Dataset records

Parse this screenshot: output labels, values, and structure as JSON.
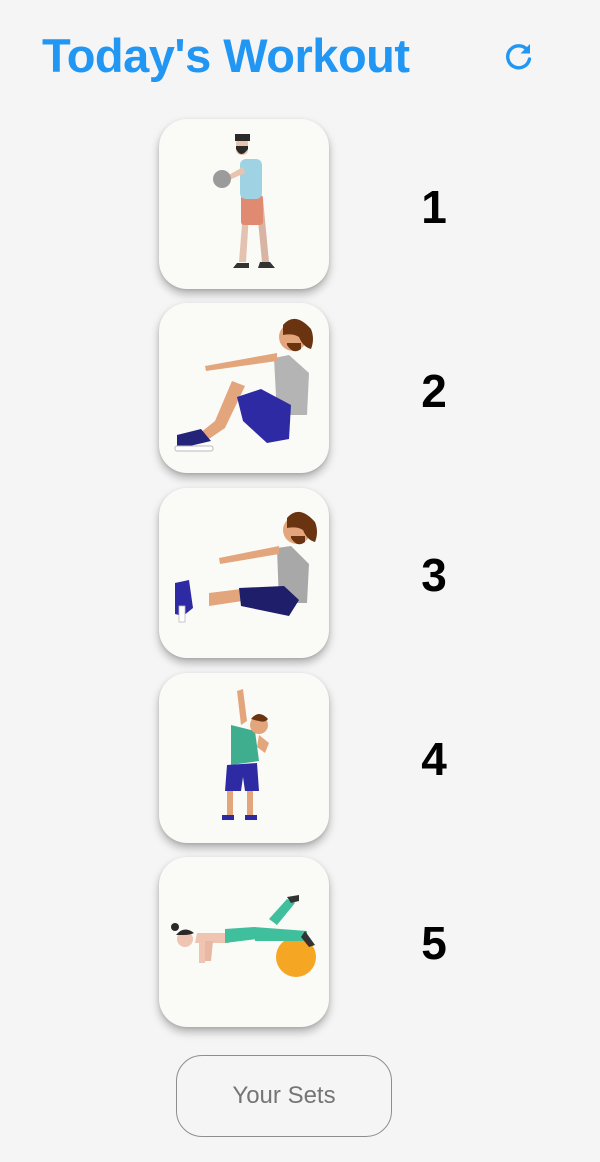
{
  "header": {
    "title": "Today's Workout",
    "refresh_icon": "refresh-icon"
  },
  "workouts": [
    {
      "number": "1",
      "illustration": "man-standing-holding-dumbbell"
    },
    {
      "number": "2",
      "illustration": "man-sit-up-knees-bent"
    },
    {
      "number": "3",
      "illustration": "man-v-sit-legs-extended"
    },
    {
      "number": "4",
      "illustration": "man-standing-side-stretch"
    },
    {
      "number": "5",
      "illustration": "woman-plank-on-exercise-ball"
    }
  ],
  "footer": {
    "sets_button_label": "Your Sets"
  },
  "colors": {
    "accent": "#2196f3",
    "card_background": "#fafaf7",
    "page_background": "#f5f5f5",
    "button_border": "#8e8e8e",
    "button_text": "#757575"
  }
}
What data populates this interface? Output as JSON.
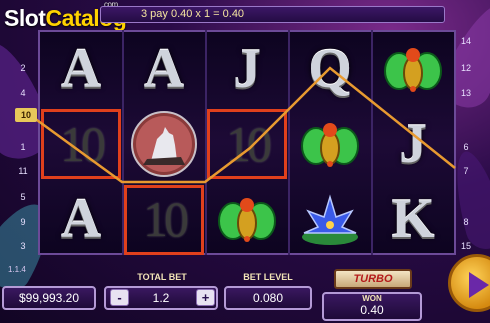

*What you will do*. Reproduce every entry exactly, but omit each picture.

*Reply*.
Parse this screenshot: output labels, values, and structure as JSON.
{
  "header": {
    "title": "Today's Workout",
    "refresh_icon": "refresh-icon"
  },
  "workouts": [
    {
      "number": "1",
      "illustration": "man-standing-holding-dumbbell"
    },
    {
      "number": "2",
      "illustration": "man-sit-up-knees-bent"
    },
    {
      "number": "3",
      "illustration": "man-v-sit-legs-extended"
    },
    {
      "number": "4",
      "illustration": "man-standing-side-stretch"
    },
    {
      "number": "5",
      "illustration": "woman-plank-on-exercise-ball"
    }
  ],
  "footer": {
    "sets_button_label": "Your Sets"
  },
  "colors": {
    "accent": "#2196f3",
    "card_background": "#fafaf7",
    "page_background": "#f5f5f5",
    "button_border": "#8e8e8e",
    "button_text": "#757575"
  }
}
What data populates this interface? Output as JSON.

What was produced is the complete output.